-- Start of GIVEN ENTRIES --

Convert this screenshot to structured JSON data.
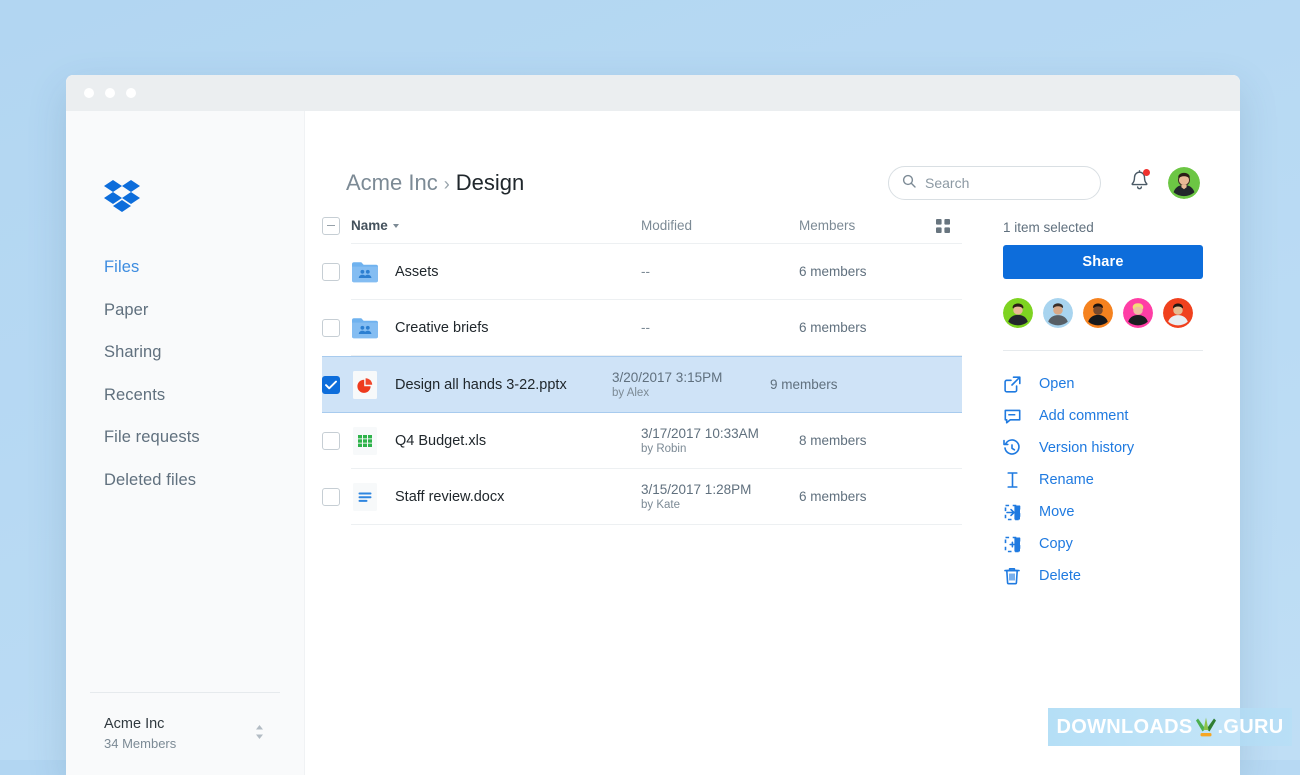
{
  "window": {
    "traffic_lights": [
      "close",
      "minimize",
      "maximize"
    ]
  },
  "sidebar": {
    "logo": "dropbox-logo",
    "items": [
      {
        "label": "Files",
        "active": true
      },
      {
        "label": "Paper",
        "active": false
      },
      {
        "label": "Sharing",
        "active": false
      },
      {
        "label": "Recents",
        "active": false
      },
      {
        "label": "File requests",
        "active": false
      },
      {
        "label": "Deleted files",
        "active": false
      }
    ],
    "team": {
      "name": "Acme Inc",
      "members": "34 Members",
      "switcher_icon": "chevron-up-down-icon"
    }
  },
  "header": {
    "breadcrumb": {
      "parent": "Acme Inc",
      "separator": "›",
      "current": "Design"
    },
    "search": {
      "placeholder": "Search",
      "value": "",
      "icon": "search-icon"
    },
    "notifications": {
      "icon": "bell-icon",
      "has_badge": true
    },
    "avatar": "user-avatar"
  },
  "table": {
    "select_all_state": "indeterminate",
    "columns": {
      "name": "Name",
      "modified": "Modified",
      "members": "Members"
    },
    "sort": {
      "column": "Name",
      "direction": "desc",
      "icon": "caret-down-icon"
    },
    "view_toggle_icon": "grid-view-icon",
    "rows": [
      {
        "name": "Assets",
        "icon": "shared-folder-icon",
        "modified": "--",
        "modified_by": "",
        "members": "6 members",
        "selected": false
      },
      {
        "name": "Creative briefs",
        "icon": "shared-folder-icon",
        "modified": "--",
        "modified_by": "",
        "members": "6 members",
        "selected": false
      },
      {
        "name": "Design all hands 3-22.pptx",
        "icon": "powerpoint-file-icon",
        "modified": "3/20/2017 3:15PM",
        "modified_by": "by Alex",
        "members": "9 members",
        "selected": true
      },
      {
        "name": "Q4 Budget.xls",
        "icon": "excel-file-icon",
        "modified": "3/17/2017 10:33AM",
        "modified_by": "by Robin",
        "members": "8 members",
        "selected": false
      },
      {
        "name": "Staff review.docx",
        "icon": "word-file-icon",
        "modified": "3/15/2017 1:28PM",
        "modified_by": "by Kate",
        "members": "6 members",
        "selected": false
      }
    ]
  },
  "panel": {
    "selection_label": "1 item selected",
    "share_button": "Share",
    "member_avatars": [
      {
        "name": "member-avatar-1",
        "bg": "#7ed321"
      },
      {
        "name": "member-avatar-2",
        "bg": "#a8d4ef"
      },
      {
        "name": "member-avatar-3",
        "bg": "#f5821f"
      },
      {
        "name": "member-avatar-4",
        "bg": "#ff3ea5"
      },
      {
        "name": "member-avatar-5",
        "bg": "#f0411e"
      }
    ],
    "actions": [
      {
        "label": "Open",
        "icon": "open-external-icon"
      },
      {
        "label": "Add comment",
        "icon": "comment-icon"
      },
      {
        "label": "Version history",
        "icon": "history-clock-icon"
      },
      {
        "label": "Rename",
        "icon": "text-cursor-icon"
      },
      {
        "label": "Move",
        "icon": "move-arrow-icon"
      },
      {
        "label": "Copy",
        "icon": "copy-plus-icon"
      },
      {
        "label": "Delete",
        "icon": "trash-icon"
      }
    ]
  },
  "watermark": {
    "text_left": "DOWNLOADS",
    "text_right": ".GURU",
    "logo": "downloads-guru-logo"
  },
  "colors": {
    "accent": "#0d6ddb",
    "link": "#1f7ae0",
    "selected_row": "#cfe3f7",
    "page_background": "#b2d6f2",
    "badge": "#f0322e"
  }
}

-- End of GIVEN ENTRIES --

PROBLEM DESCRIPTION:
Leaving the pictures aside, transcribe the entire listing exactly.

EXPECTED OUTPUT:
Convert this screenshot to structured JSON data.
{
  "window": {
    "traffic_lights": [
      "close",
      "minimize",
      "maximize"
    ]
  },
  "sidebar": {
    "logo": "dropbox-logo",
    "items": [
      {
        "label": "Files",
        "active": true
      },
      {
        "label": "Paper",
        "active": false
      },
      {
        "label": "Sharing",
        "active": false
      },
      {
        "label": "Recents",
        "active": false
      },
      {
        "label": "File requests",
        "active": false
      },
      {
        "label": "Deleted files",
        "active": false
      }
    ],
    "team": {
      "name": "Acme Inc",
      "members": "34 Members",
      "switcher_icon": "chevron-up-down-icon"
    }
  },
  "header": {
    "breadcrumb": {
      "parent": "Acme Inc",
      "separator": "›",
      "current": "Design"
    },
    "search": {
      "placeholder": "Search",
      "value": "",
      "icon": "search-icon"
    },
    "notifications": {
      "icon": "bell-icon",
      "has_badge": true
    },
    "avatar": "user-avatar"
  },
  "table": {
    "select_all_state": "indeterminate",
    "columns": {
      "name": "Name",
      "modified": "Modified",
      "members": "Members"
    },
    "sort": {
      "column": "Name",
      "direction": "desc",
      "icon": "caret-down-icon"
    },
    "view_toggle_icon": "grid-view-icon",
    "rows": [
      {
        "name": "Assets",
        "icon": "shared-folder-icon",
        "modified": "--",
        "modified_by": "",
        "members": "6 members",
        "selected": false
      },
      {
        "name": "Creative briefs",
        "icon": "shared-folder-icon",
        "modified": "--",
        "modified_by": "",
        "members": "6 members",
        "selected": false
      },
      {
        "name": "Design all hands 3-22.pptx",
        "icon": "powerpoint-file-icon",
        "modified": "3/20/2017 3:15PM",
        "modified_by": "by Alex",
        "members": "9 members",
        "selected": true
      },
      {
        "name": "Q4 Budget.xls",
        "icon": "excel-file-icon",
        "modified": "3/17/2017 10:33AM",
        "modified_by": "by Robin",
        "members": "8 members",
        "selected": false
      },
      {
        "name": "Staff review.docx",
        "icon": "word-file-icon",
        "modified": "3/15/2017 1:28PM",
        "modified_by": "by Kate",
        "members": "6 members",
        "selected": false
      }
    ]
  },
  "panel": {
    "selection_label": "1 item selected",
    "share_button": "Share",
    "member_avatars": [
      {
        "name": "member-avatar-1",
        "bg": "#7ed321"
      },
      {
        "name": "member-avatar-2",
        "bg": "#a8d4ef"
      },
      {
        "name": "member-avatar-3",
        "bg": "#f5821f"
      },
      {
        "name": "member-avatar-4",
        "bg": "#ff3ea5"
      },
      {
        "name": "member-avatar-5",
        "bg": "#f0411e"
      }
    ],
    "actions": [
      {
        "label": "Open",
        "icon": "open-external-icon"
      },
      {
        "label": "Add comment",
        "icon": "comment-icon"
      },
      {
        "label": "Version history",
        "icon": "history-clock-icon"
      },
      {
        "label": "Rename",
        "icon": "text-cursor-icon"
      },
      {
        "label": "Move",
        "icon": "move-arrow-icon"
      },
      {
        "label": "Copy",
        "icon": "copy-plus-icon"
      },
      {
        "label": "Delete",
        "icon": "trash-icon"
      }
    ]
  },
  "watermark": {
    "text_left": "DOWNLOADS",
    "text_right": ".GURU",
    "logo": "downloads-guru-logo"
  },
  "colors": {
    "accent": "#0d6ddb",
    "link": "#1f7ae0",
    "selected_row": "#cfe3f7",
    "page_background": "#b2d6f2",
    "badge": "#f0322e"
  }
}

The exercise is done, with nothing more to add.